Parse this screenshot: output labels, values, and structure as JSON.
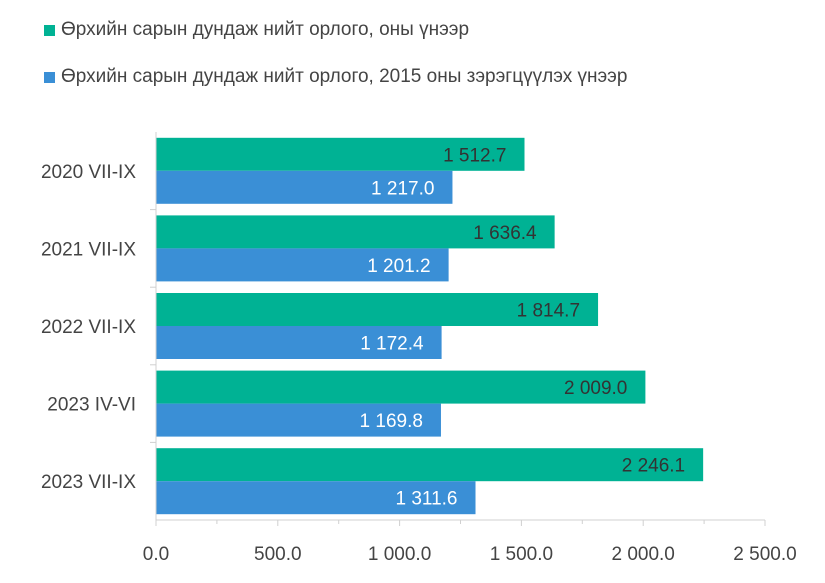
{
  "chart_data": {
    "type": "bar",
    "orientation": "horizontal",
    "categories": [
      "2020 VII-IX",
      "2021 VII-IX",
      "2022 VII-IX",
      "2023 IV-VI",
      "2023 VII-IX"
    ],
    "series": [
      {
        "name": "Өрхийн сарын дундаж нийт орлого, оны үнээр",
        "color": "#00B294",
        "values": [
          1512.7,
          1636.4,
          1814.7,
          2009.0,
          2246.1
        ],
        "labels": [
          "1 512.7",
          "1 636.4",
          "1 814.7",
          "2 009.0",
          "2 246.1"
        ]
      },
      {
        "name": "Өрхийн сарын дундаж нийт орлого, 2015 оны зэрэгцүүлэх үнээр",
        "color": "#3A8FD6",
        "values": [
          1217.0,
          1201.2,
          1172.4,
          1169.8,
          1311.6
        ],
        "labels": [
          "1 217.0",
          "1 201.2",
          "1 172.4",
          "1 169.8",
          "1 311.6"
        ]
      }
    ],
    "xlim": [
      0,
      2500
    ],
    "xticks": [
      0,
      500,
      1000,
      1500,
      2000,
      2500
    ],
    "xtick_labels": [
      "0.0",
      "500.0",
      "1 000.0",
      "1 500.0",
      "2 000.0",
      "2 500.0"
    ],
    "legend_position": "top-left",
    "grid": false
  }
}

• **PROBLEM REQUIREMENTS**:
Point out every line holding the string "нийт" and copy it.

• **COMPLETE RESPONSE**:
        "name": "Өрхийн сарын дундаж нийт орлого, оны үнээр",
        "name": "Өрхийн сарын дундаж нийт орлого, 2015 оны зэрэгцүүлэх үнээр",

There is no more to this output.